* **Records for the exercise**:
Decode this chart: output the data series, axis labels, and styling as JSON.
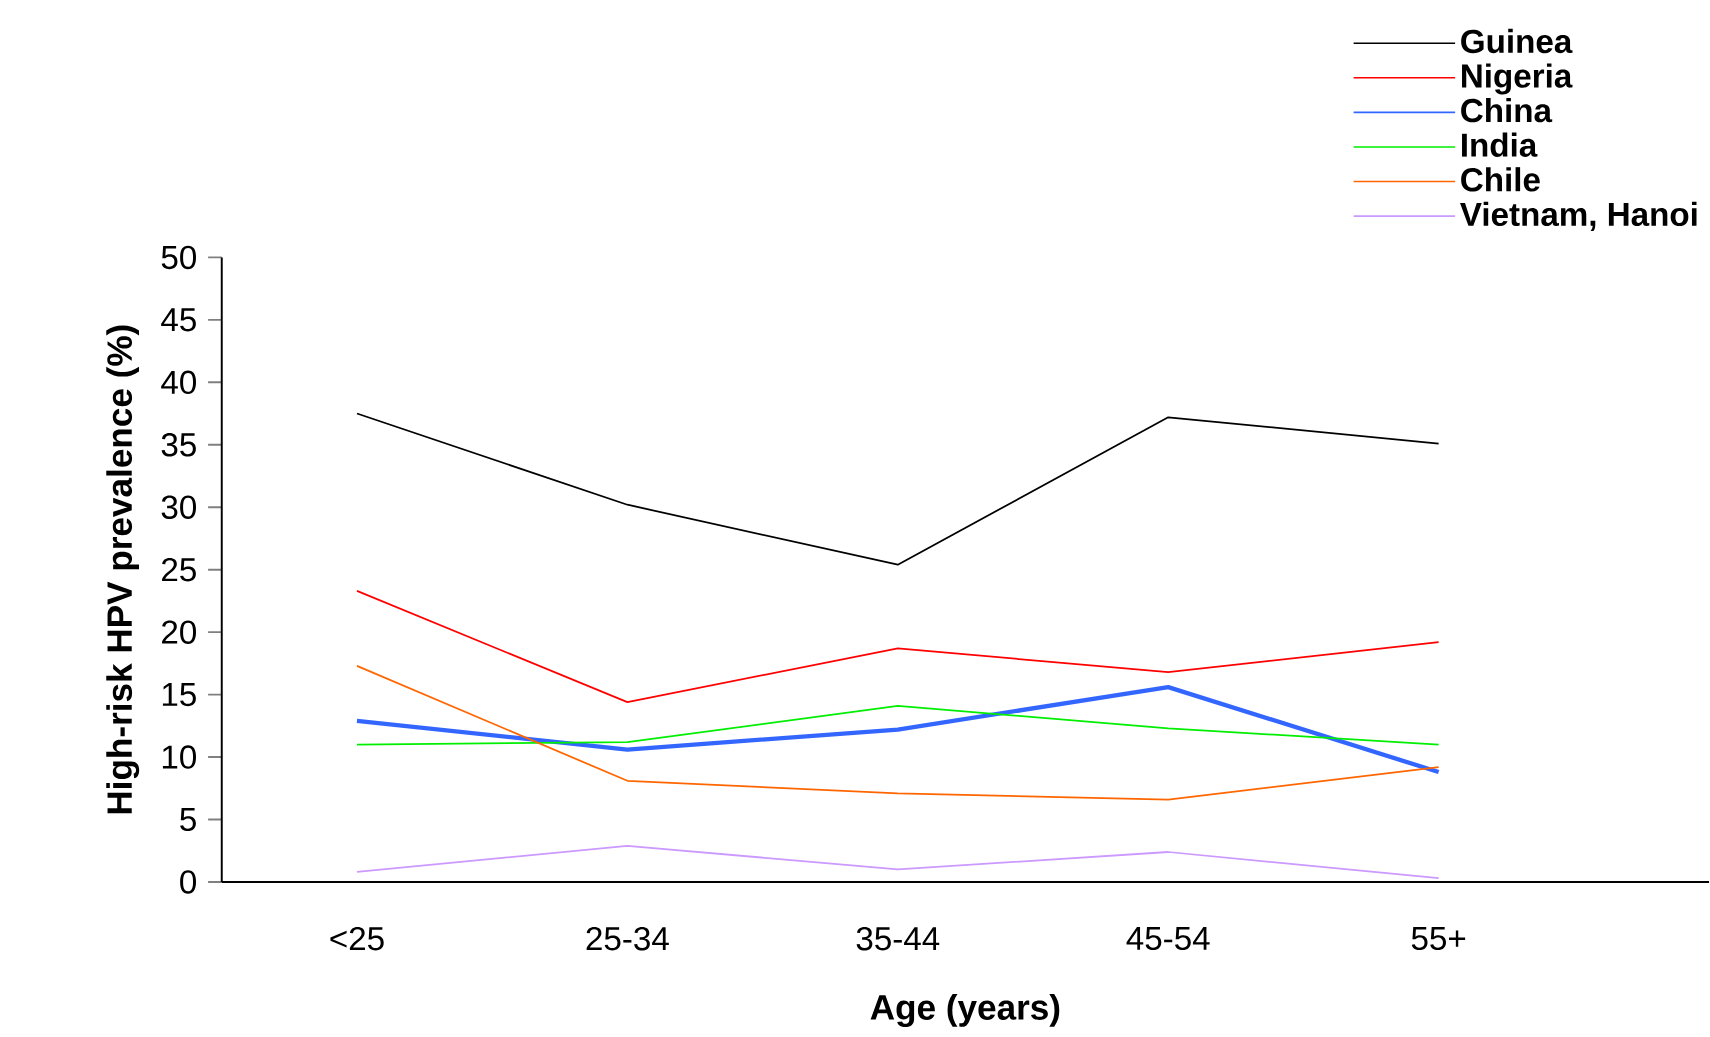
{
  "chart_data": {
    "type": "line",
    "xlabel": "Age (years)",
    "ylabel": "High-risk HPV prevalence (%)",
    "categories": [
      "<25",
      "25-34",
      "35-44",
      "45-54",
      "55+"
    ],
    "series": [
      {
        "name": "Guinea",
        "color": "#000000",
        "values": [
          37.5,
          30.2,
          25.4,
          37.2,
          35.1
        ]
      },
      {
        "name": "Nigeria",
        "color": "#ff0000",
        "values": [
          23.3,
          14.4,
          18.7,
          16.8,
          19.2
        ]
      },
      {
        "name": "China",
        "color": "#3366ff",
        "values": [
          12.9,
          10.6,
          12.2,
          15.6,
          8.8
        ]
      },
      {
        "name": "India",
        "color": "#00ee00",
        "values": [
          11.0,
          11.2,
          14.1,
          12.3,
          11.0
        ]
      },
      {
        "name": "Chile",
        "color": "#ff6600",
        "values": [
          17.3,
          8.1,
          7.1,
          6.6,
          9.2
        ]
      },
      {
        "name": "Vietnam, Hanoi",
        "color": "#cc99ff",
        "values": [
          0.8,
          2.9,
          1.0,
          2.4,
          0.3
        ]
      }
    ],
    "ylim": [
      0,
      50
    ],
    "yticks": [
      0,
      5,
      10,
      15,
      20,
      25,
      30,
      35,
      40,
      45,
      50
    ],
    "legend": "top right",
    "grid": false,
    "marker": "none",
    "line_style": "solid"
  }
}
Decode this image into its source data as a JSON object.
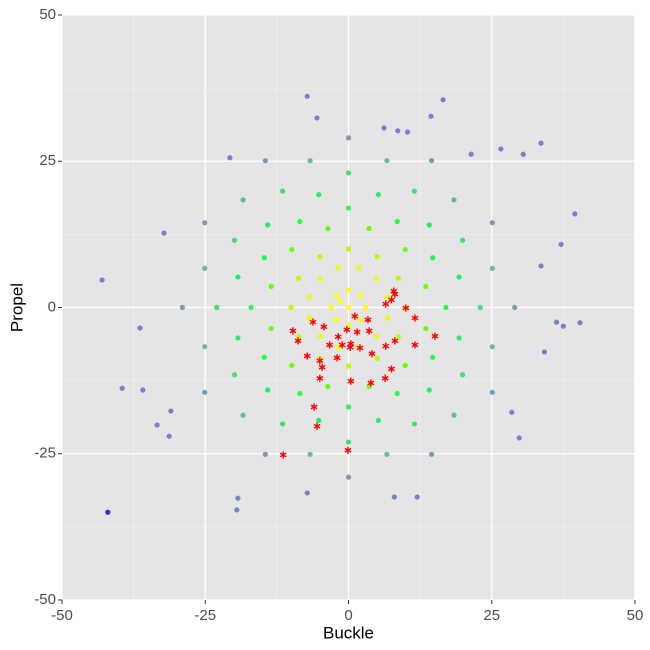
{
  "chart_data": {
    "type": "scatter",
    "xlabel": "Buckle",
    "ylabel": "Propel",
    "xlim": [
      -50,
      50
    ],
    "ylim": [
      -50,
      50
    ],
    "xticks": [
      -50,
      -25,
      0,
      25,
      50
    ],
    "yticks": [
      -50,
      -25,
      0,
      25,
      50
    ],
    "grid": true,
    "background": "#e5e5e5",
    "series": [
      {
        "color": "#ffff00",
        "x": [
          0,
          1,
          -1.5,
          3,
          2.1,
          0,
          -2.1,
          -3,
          -2.1,
          0,
          2.1
        ],
        "y": [
          0,
          -1.5,
          1,
          0,
          2.1,
          3,
          2.1,
          0,
          -2.1,
          -3,
          -2.1
        ]
      },
      {
        "color": "#eaff00",
        "x": [
          6.8,
          4.9,
          1.8,
          -1.8,
          -4.9,
          -6.8,
          -6.8,
          -4.9,
          -1.8,
          1.8,
          4.9,
          6.8
        ],
        "y": [
          1.8,
          4.9,
          6.8,
          6.8,
          4.9,
          1.8,
          -1.8,
          -4.9,
          -6.8,
          -6.8,
          -4.9,
          -1.8
        ]
      },
      {
        "color": "#b8ff00",
        "x": [
          10,
          8.7,
          5,
          0,
          -5,
          -8.7,
          -10,
          -8.7,
          -5,
          0,
          5,
          8.7
        ],
        "y": [
          0,
          5,
          8.7,
          10,
          8.7,
          5,
          0,
          -5,
          -8.7,
          -10,
          -8.7,
          -5
        ]
      },
      {
        "color": "#66ff11",
        "x": [
          13.5,
          9.9,
          3.6,
          -3.6,
          -9.9,
          -13.5,
          -13.5,
          -9.9,
          -3.6,
          3.6,
          9.9,
          13.5
        ],
        "y": [
          3.6,
          9.9,
          13.5,
          13.5,
          9.9,
          3.6,
          -3.6,
          -9.9,
          -13.5,
          -13.5,
          -9.9,
          -3.6
        ]
      },
      {
        "color": "#22ff44",
        "x": [
          17,
          14.7,
          8.5,
          0,
          -8.5,
          -14.7,
          -17,
          -14.7,
          -8.5,
          0,
          8.5,
          14.7
        ],
        "y": [
          0,
          8.5,
          14.7,
          17,
          14.7,
          8.5,
          0,
          -8.5,
          -14.7,
          -17,
          -14.7,
          -8.5
        ]
      },
      {
        "color": "#22ee66",
        "x": [
          19.3,
          14.1,
          5.2,
          -5.2,
          -14.1,
          -19.3,
          -19.3,
          -14.1,
          -5.2,
          5.2,
          14.1,
          19.3
        ],
        "y": [
          5.2,
          14.1,
          19.3,
          19.3,
          14.1,
          5.2,
          -5.2,
          -14.1,
          -19.3,
          -19.3,
          -14.1,
          -5.2
        ]
      },
      {
        "color": "#44dd77",
        "x": [
          23,
          19.9,
          11.5,
          0,
          -11.5,
          -19.9,
          -23,
          -19.9,
          -11.5,
          0,
          11.5,
          19.9
        ],
        "y": [
          0,
          11.5,
          19.9,
          23,
          19.9,
          11.5,
          0,
          -11.5,
          -19.9,
          -23,
          -19.9,
          -11.5
        ]
      },
      {
        "color": "#66bb99",
        "x": [
          25.1,
          18.4,
          6.7,
          -6.7,
          -18.4,
          -25.1,
          -25.1,
          -18.4,
          -6.7,
          6.7,
          18.4,
          25.1
        ],
        "y": [
          6.7,
          18.4,
          25.1,
          25.1,
          18.4,
          6.7,
          -6.7,
          -18.4,
          -25.1,
          -25.1,
          -18.4,
          -6.7
        ]
      },
      {
        "color": "#7a9cad",
        "x": [
          29,
          25.1,
          14.5,
          0,
          -14.5,
          -25.1,
          -29,
          -25.1,
          -14.5,
          0,
          14.5,
          25.1
        ],
        "y": [
          0,
          14.5,
          25.1,
          29,
          25.1,
          14.5,
          0,
          -14.5,
          -25.1,
          -29,
          -25.1,
          -14.5
        ]
      },
      {
        "color": "#7a7fcf",
        "x": [
          -7.2,
          -5.5,
          16.5,
          14.4,
          6.2,
          8.6,
          10.3,
          33.6,
          30.5,
          26.6,
          21.4,
          -20.7,
          -32.2,
          -43.0,
          39.5,
          37.1,
          40.4,
          37.5,
          36.3,
          33.6,
          34.2,
          -36.4,
          -39.5,
          -35.9,
          -19.3,
          -19.5,
          8.0,
          12.0,
          29.8,
          28.5,
          -33.4,
          -31.3,
          -31.0,
          -7.2
        ],
        "y": [
          36.1,
          32.4,
          35.5,
          32.7,
          30.7,
          30.2,
          30.0,
          28.1,
          26.2,
          27.1,
          26.2,
          25.6,
          12.7,
          4.7,
          16.0,
          10.8,
          -2.6,
          -3.2,
          -2.5,
          7.1,
          -7.6,
          -3.5,
          -13.8,
          -14.1,
          -32.6,
          -34.6,
          -32.4,
          -32.4,
          -22.3,
          -17.9,
          -20.1,
          -22.0,
          -17.7,
          -31.7
        ]
      },
      {
        "color": "#4b1fe0",
        "x": [
          -42.0
        ],
        "y": [
          -35.0
        ]
      },
      {
        "color": "#ff0000",
        "marker": "asterisk",
        "x": [
          -9.7,
          -8.8,
          -7.2,
          -6.2,
          -4.3,
          -5.0,
          -4.6,
          -5.0,
          -3.3,
          -1.8,
          -1.1,
          -0.3,
          0.3,
          0.4,
          1.1,
          1.5,
          2.0,
          0.4,
          -2.0,
          3.4,
          3.6,
          4.1,
          3.9,
          6.4,
          6.5,
          6.5,
          7.5,
          7.9,
          8.1,
          8.1,
          7.5,
          10.0,
          11.6,
          11.6,
          15.1,
          -6.0,
          -5.5,
          -11.4,
          -0.1
        ],
        "y": [
          -4.0,
          -5.7,
          -8.3,
          -2.5,
          -3.3,
          -9.1,
          -10.2,
          -12.1,
          -6.4,
          -5.0,
          -6.4,
          -3.8,
          -6.8,
          -6.2,
          -1.5,
          -4.2,
          -6.9,
          -12.6,
          -8.6,
          -2.1,
          -4.0,
          -7.9,
          -12.9,
          -12.1,
          -6.6,
          0.6,
          1.3,
          2.8,
          2.3,
          -5.7,
          -10.5,
          -0.1,
          -1.8,
          -6.4,
          -4.9,
          -17.0,
          -20.3,
          -25.2,
          -24.4
        ]
      }
    ]
  }
}
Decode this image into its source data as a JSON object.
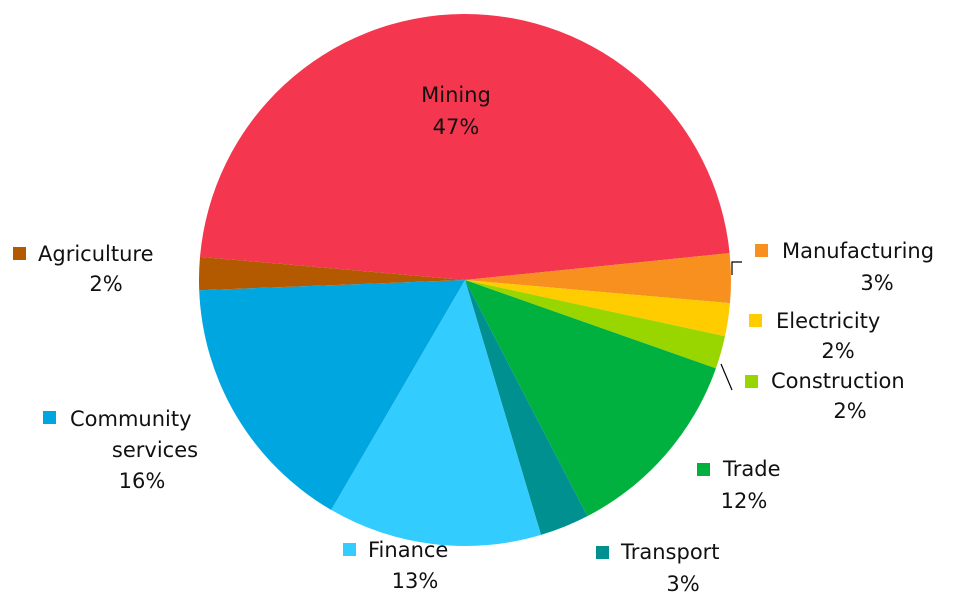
{
  "chart_data": {
    "type": "pie",
    "categories": [
      "Mining",
      "Manufacturing",
      "Electricity",
      "Construction",
      "Trade",
      "Transport",
      "Finance",
      "Community services",
      "Agriculture"
    ],
    "values": [
      47,
      3,
      2,
      2,
      12,
      3,
      13,
      16,
      2
    ],
    "value_labels": [
      "47%",
      "3%",
      "2%",
      "2%",
      "12%",
      "3%",
      "13%",
      "16%",
      "2%"
    ],
    "colors": [
      "#f5364f",
      "#f7901e",
      "#ffcc00",
      "#99d600",
      "#00b140",
      "#009090",
      "#33ccff",
      "#00a6e0",
      "#b35900"
    ]
  }
}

* **Exercise directions**: Locate all lines holding the word "ylabel", then copy them out.

* **Correct output**:
    "ylabel": "High-risk HPV prevalence (%)",
    "ylabel": "Propel",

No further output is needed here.